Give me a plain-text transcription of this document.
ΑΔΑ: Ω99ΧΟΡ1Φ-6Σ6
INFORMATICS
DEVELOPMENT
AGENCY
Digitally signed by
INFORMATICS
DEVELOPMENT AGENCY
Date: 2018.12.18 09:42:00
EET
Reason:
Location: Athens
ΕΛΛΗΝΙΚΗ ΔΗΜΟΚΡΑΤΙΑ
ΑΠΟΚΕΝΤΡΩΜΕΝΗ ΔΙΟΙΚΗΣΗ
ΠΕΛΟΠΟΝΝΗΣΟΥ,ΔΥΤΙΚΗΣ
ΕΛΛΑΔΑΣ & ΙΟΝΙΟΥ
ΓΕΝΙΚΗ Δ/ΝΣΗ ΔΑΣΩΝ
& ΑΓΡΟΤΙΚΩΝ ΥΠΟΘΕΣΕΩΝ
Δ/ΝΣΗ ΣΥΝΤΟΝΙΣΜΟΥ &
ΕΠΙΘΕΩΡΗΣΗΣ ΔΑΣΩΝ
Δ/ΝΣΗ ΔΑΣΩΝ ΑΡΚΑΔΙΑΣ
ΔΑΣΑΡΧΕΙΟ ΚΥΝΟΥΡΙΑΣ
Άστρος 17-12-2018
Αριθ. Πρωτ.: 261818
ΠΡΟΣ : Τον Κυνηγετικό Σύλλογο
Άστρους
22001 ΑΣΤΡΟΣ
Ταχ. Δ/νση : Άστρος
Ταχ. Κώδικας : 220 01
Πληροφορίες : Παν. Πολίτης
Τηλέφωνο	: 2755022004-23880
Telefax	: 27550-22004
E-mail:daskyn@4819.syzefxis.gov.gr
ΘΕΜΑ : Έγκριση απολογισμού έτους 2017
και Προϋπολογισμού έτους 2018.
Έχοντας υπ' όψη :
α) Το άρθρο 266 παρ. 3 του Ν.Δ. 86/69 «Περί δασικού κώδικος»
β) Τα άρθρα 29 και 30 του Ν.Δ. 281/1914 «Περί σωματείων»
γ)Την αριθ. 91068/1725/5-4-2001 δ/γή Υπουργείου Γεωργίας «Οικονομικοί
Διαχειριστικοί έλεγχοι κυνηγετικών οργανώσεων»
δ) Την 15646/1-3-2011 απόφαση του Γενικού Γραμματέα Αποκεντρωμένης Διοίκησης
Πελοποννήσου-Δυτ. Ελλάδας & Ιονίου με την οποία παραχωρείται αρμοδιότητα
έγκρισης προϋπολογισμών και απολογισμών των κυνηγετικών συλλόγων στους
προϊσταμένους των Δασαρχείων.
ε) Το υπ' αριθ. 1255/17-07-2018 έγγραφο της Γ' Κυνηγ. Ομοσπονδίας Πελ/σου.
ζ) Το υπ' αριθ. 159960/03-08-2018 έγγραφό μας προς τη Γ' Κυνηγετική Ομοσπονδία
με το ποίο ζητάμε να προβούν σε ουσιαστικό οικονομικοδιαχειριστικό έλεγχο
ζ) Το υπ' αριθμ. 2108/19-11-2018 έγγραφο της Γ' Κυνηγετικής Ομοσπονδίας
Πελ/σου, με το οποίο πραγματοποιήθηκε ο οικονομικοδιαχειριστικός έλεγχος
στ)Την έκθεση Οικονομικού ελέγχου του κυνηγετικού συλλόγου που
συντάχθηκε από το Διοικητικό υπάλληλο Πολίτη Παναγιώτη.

——————————

» **Exercise instructions**:
Go through the entries above and copy every line containing "κυνηγετικών".

» **Answer to this problem**:
Διαχειριστικοί έλεγχοι κυνηγετικών οργανώσεων»
έγκρισης προϋπολογισμών και απολογισμών των κυνηγετικών συλλόγων στους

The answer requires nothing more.